Instructions to follow:
Count the lines in the rows below that contain the string "works" and give only the number.

Layout element entries:
↓↓↓

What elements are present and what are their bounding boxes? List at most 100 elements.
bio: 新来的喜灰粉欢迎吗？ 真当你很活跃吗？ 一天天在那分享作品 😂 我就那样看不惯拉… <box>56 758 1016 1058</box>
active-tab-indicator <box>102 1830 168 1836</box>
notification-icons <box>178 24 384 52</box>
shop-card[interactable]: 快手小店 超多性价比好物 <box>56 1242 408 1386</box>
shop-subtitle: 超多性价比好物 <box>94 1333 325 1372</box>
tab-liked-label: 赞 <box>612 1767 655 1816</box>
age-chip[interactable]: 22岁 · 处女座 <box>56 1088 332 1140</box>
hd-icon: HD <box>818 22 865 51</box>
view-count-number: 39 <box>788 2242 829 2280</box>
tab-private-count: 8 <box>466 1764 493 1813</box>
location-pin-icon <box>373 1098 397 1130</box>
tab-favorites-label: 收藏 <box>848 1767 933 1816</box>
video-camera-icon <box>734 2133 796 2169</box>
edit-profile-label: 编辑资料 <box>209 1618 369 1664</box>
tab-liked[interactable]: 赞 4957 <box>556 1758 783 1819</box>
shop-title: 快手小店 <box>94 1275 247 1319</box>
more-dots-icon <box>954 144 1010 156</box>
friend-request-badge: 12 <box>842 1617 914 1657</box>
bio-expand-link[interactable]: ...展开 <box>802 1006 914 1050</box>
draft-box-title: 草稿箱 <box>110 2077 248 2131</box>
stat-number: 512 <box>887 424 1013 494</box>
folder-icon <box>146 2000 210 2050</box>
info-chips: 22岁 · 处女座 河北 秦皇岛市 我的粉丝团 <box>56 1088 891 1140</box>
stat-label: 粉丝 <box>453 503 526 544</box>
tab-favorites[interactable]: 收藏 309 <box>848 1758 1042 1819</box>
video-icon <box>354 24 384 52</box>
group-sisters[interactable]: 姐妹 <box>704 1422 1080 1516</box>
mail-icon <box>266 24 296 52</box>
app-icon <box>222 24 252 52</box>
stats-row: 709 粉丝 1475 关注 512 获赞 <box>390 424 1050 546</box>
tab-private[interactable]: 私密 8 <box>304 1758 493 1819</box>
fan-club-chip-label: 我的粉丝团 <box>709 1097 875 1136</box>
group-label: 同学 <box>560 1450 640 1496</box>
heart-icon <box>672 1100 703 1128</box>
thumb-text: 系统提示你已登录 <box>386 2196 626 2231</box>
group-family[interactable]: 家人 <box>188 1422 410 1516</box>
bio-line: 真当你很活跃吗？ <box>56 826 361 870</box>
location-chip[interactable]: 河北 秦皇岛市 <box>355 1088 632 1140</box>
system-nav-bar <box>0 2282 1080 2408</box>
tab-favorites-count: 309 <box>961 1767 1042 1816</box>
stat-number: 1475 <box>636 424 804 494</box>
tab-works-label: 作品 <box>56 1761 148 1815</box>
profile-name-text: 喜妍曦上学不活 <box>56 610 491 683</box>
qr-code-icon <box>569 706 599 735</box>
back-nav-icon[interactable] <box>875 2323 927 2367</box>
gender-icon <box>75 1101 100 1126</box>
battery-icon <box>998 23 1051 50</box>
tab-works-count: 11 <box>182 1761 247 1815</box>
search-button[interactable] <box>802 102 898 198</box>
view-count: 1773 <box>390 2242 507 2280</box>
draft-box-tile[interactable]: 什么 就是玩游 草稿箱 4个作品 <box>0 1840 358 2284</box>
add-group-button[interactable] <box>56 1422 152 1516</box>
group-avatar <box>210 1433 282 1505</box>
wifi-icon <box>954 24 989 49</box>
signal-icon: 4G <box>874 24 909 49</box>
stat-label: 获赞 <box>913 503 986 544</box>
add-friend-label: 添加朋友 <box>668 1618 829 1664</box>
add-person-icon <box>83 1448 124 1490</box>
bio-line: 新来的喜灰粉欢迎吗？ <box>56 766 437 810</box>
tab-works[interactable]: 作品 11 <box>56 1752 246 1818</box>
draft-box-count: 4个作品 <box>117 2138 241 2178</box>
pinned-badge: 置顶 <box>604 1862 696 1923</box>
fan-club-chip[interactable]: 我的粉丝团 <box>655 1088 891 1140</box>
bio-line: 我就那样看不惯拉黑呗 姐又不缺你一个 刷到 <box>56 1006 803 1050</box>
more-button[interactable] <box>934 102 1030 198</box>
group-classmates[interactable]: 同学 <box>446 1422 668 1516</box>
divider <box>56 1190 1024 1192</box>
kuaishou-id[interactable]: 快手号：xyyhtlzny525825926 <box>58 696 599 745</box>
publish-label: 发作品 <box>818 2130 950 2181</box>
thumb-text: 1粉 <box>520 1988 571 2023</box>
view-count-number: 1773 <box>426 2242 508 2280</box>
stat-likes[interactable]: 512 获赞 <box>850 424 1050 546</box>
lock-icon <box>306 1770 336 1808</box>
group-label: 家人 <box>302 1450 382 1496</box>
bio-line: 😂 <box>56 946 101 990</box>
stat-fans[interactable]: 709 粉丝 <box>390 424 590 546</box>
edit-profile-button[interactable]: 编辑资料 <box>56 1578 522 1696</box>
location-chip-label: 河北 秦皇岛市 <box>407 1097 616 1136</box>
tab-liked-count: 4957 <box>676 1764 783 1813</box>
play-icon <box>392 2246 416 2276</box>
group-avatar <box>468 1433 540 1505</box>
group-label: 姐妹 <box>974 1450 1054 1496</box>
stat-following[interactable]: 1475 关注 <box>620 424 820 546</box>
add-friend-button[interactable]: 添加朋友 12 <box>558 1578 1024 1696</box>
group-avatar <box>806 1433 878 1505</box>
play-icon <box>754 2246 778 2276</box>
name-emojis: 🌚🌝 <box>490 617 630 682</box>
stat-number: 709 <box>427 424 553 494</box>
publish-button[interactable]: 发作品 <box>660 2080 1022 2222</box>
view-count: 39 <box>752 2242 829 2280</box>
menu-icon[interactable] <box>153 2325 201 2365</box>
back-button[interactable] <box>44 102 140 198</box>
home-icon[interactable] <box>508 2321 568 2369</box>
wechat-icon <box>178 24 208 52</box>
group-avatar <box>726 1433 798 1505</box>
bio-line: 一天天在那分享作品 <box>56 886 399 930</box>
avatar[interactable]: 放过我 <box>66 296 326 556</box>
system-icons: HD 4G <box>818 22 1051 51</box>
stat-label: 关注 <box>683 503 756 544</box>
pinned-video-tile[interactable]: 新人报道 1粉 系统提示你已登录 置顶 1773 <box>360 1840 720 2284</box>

↑↑↑
↓↓↓

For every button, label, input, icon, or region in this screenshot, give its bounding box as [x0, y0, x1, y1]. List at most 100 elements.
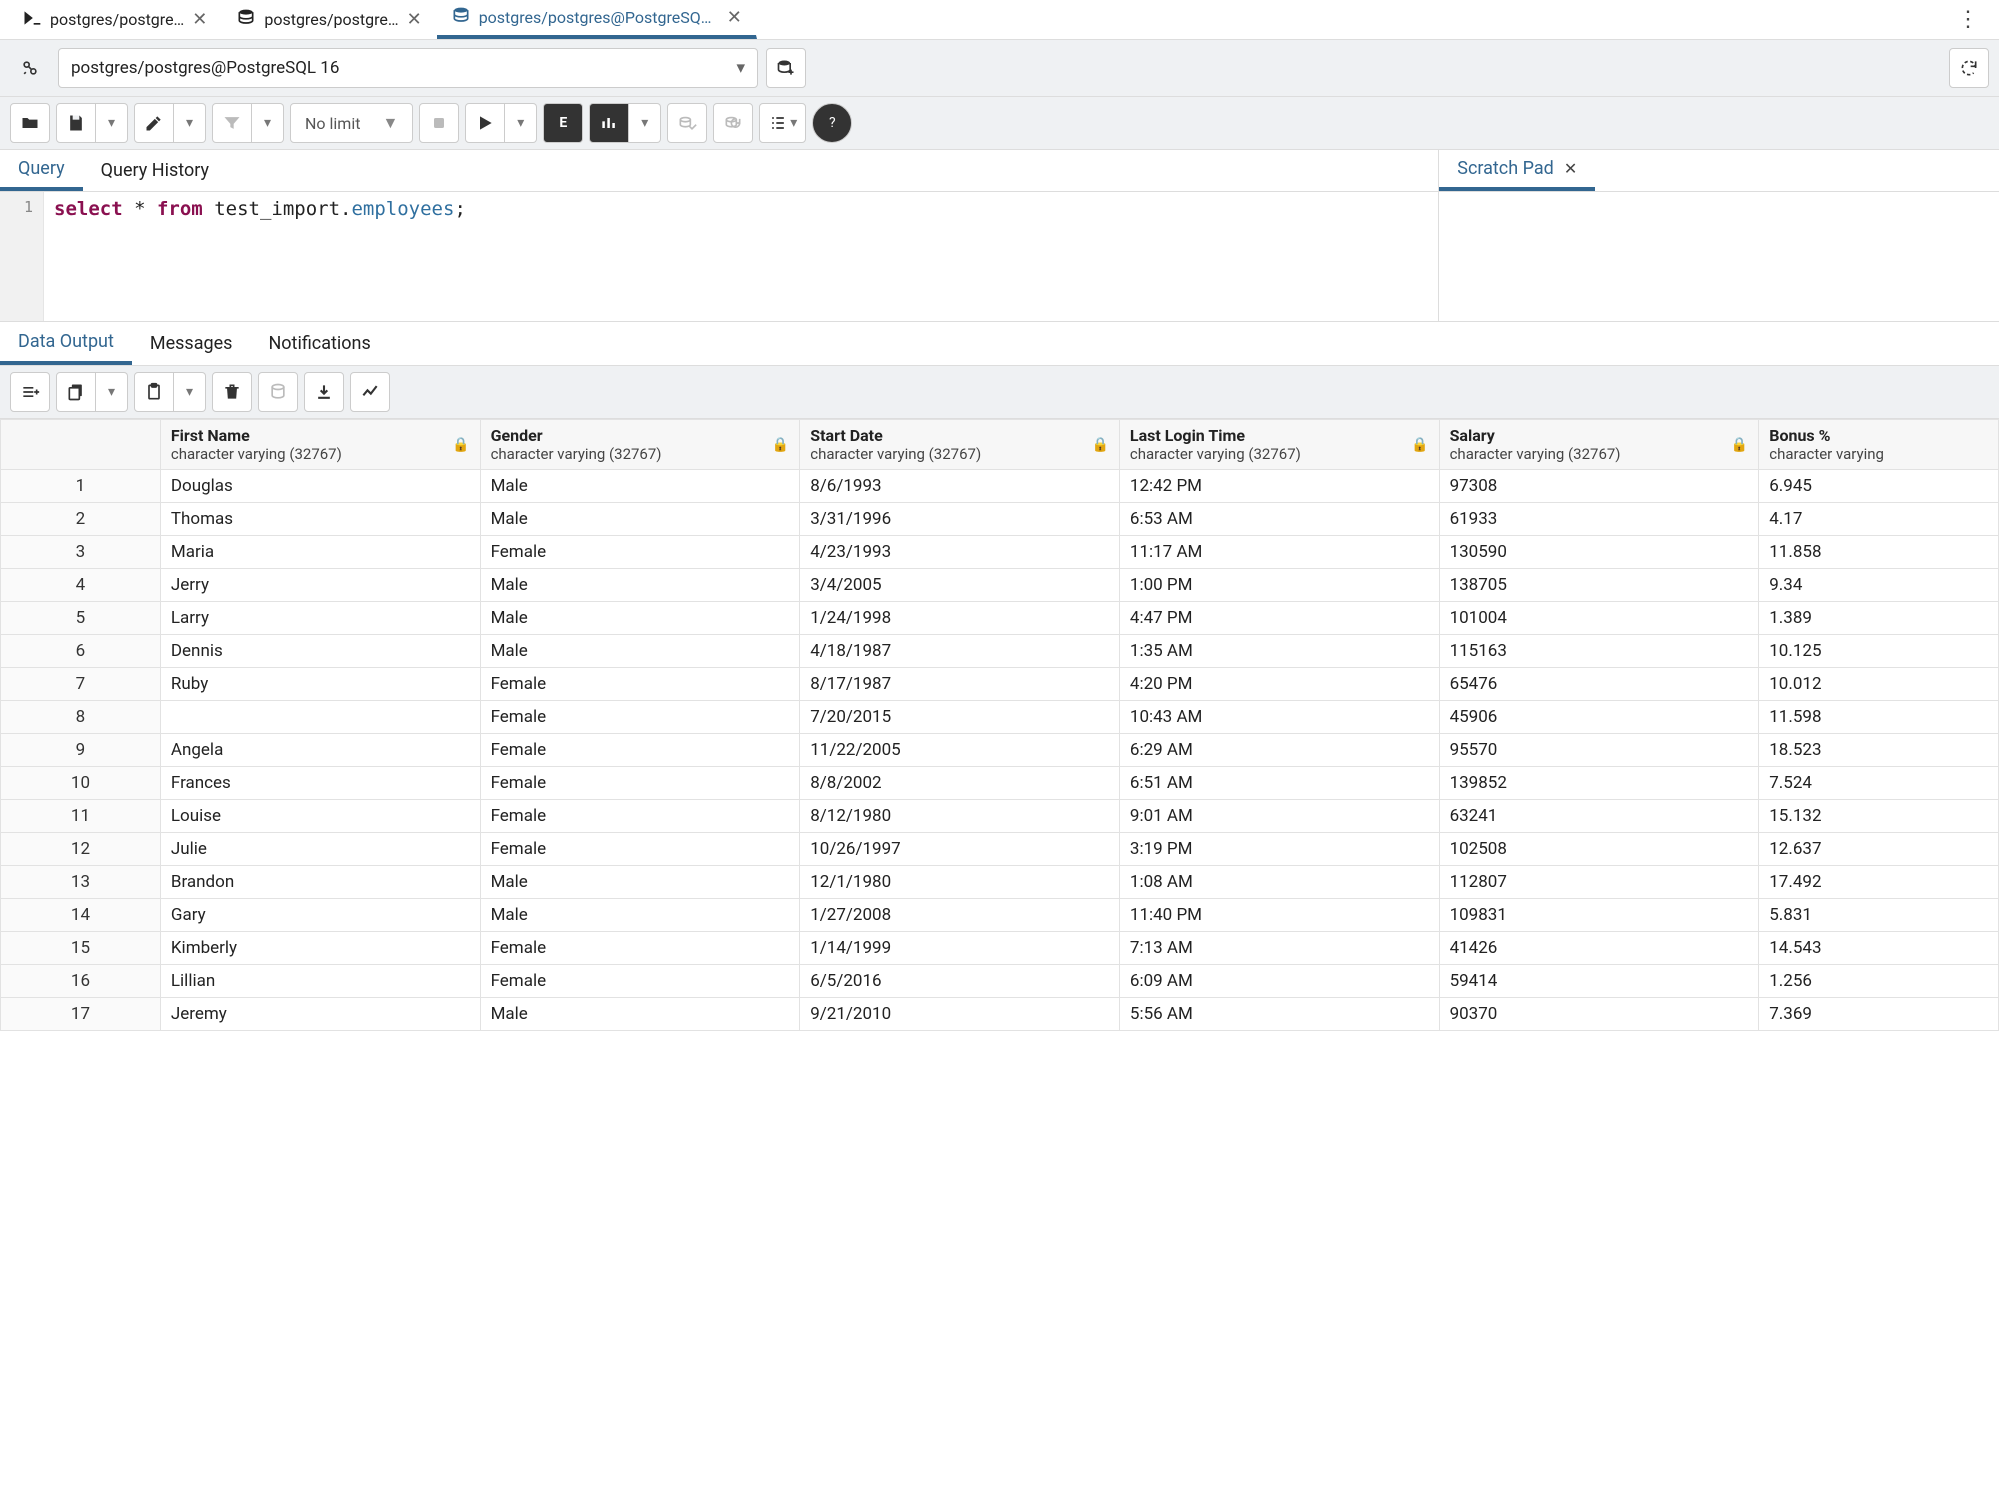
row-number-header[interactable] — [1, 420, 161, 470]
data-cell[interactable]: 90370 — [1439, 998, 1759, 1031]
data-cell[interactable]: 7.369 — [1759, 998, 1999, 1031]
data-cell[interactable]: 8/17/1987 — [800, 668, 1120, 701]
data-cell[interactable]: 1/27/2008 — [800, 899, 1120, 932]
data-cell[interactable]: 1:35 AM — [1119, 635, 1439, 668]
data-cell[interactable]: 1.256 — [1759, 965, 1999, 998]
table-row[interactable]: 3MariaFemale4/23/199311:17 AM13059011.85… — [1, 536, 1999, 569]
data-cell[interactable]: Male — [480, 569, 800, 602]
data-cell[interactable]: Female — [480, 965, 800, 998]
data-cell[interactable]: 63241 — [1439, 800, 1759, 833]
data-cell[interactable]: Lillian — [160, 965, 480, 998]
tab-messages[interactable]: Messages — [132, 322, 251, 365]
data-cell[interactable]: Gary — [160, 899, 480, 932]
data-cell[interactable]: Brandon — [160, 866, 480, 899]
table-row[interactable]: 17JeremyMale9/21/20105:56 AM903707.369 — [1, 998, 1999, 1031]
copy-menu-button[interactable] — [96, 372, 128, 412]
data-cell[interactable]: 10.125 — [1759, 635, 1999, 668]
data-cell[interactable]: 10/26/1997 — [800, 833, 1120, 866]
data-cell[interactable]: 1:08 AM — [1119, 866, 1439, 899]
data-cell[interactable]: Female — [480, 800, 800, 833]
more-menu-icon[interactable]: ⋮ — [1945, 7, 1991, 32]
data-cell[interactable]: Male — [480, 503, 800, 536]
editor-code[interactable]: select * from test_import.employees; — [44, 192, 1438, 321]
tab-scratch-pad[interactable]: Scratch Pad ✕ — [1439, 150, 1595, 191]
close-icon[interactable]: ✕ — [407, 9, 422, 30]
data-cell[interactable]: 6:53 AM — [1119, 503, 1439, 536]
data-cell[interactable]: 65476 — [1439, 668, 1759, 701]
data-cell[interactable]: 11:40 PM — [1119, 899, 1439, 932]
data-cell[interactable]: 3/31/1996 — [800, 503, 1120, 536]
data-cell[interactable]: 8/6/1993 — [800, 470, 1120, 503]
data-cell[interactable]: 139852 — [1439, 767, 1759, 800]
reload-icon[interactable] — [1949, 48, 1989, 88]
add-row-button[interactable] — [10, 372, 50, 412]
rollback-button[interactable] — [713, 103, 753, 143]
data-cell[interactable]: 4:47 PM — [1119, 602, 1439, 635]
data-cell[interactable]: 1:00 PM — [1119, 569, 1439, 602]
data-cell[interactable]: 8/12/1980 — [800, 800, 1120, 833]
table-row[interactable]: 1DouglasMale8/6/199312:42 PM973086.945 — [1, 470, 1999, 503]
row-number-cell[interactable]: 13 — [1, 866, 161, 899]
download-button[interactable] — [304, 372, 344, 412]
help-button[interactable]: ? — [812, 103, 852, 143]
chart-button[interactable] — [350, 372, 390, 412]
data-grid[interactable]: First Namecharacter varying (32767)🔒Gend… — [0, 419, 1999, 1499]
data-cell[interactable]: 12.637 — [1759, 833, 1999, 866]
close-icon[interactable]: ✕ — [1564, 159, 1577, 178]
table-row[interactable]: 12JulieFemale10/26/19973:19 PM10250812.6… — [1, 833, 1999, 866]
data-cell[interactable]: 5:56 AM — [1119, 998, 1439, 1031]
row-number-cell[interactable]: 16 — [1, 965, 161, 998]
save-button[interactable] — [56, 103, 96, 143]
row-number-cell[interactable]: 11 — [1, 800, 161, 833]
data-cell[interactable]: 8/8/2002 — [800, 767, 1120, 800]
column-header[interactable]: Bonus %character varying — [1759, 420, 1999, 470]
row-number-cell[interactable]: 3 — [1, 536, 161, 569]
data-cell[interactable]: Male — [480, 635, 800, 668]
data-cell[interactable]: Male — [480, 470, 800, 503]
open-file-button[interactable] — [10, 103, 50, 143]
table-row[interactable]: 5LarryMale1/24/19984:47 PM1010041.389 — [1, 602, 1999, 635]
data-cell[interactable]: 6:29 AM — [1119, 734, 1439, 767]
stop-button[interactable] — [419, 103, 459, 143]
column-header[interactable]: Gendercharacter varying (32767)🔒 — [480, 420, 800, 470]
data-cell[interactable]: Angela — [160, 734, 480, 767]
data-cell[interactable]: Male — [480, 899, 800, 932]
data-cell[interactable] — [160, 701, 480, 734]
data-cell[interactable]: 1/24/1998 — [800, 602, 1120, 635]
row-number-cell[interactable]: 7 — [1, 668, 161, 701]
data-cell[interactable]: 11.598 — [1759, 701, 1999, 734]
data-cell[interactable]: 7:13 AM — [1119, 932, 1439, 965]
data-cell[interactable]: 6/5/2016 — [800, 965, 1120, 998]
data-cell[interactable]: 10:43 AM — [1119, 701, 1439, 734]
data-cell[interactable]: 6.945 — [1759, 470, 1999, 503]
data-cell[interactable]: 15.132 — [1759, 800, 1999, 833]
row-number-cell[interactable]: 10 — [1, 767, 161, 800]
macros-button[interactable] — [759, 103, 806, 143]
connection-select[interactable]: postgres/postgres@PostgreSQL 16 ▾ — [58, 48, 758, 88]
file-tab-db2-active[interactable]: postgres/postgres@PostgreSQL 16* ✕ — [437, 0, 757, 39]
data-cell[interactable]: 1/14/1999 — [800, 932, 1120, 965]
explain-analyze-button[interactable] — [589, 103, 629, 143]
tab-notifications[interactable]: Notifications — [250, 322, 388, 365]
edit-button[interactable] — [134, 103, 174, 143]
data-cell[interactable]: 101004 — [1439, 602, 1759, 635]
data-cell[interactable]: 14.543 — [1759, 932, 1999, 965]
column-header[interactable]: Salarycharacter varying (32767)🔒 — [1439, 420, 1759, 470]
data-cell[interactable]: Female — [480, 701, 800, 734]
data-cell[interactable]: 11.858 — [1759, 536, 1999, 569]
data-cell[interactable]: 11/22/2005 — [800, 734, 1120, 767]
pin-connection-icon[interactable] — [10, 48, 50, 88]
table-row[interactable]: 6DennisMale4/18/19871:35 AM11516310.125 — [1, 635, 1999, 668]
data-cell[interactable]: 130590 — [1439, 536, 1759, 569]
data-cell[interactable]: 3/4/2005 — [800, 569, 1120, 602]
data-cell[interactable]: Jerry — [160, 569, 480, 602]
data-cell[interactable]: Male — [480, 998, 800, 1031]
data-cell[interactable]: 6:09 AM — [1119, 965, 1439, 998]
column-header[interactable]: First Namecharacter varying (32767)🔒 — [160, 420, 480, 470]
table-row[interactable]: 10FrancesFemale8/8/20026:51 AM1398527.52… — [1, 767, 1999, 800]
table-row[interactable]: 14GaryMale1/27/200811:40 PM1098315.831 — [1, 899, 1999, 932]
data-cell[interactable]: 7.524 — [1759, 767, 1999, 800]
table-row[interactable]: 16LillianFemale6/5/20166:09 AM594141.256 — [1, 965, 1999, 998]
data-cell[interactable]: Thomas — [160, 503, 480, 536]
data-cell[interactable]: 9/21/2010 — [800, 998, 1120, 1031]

↑↑↑

Full response:
3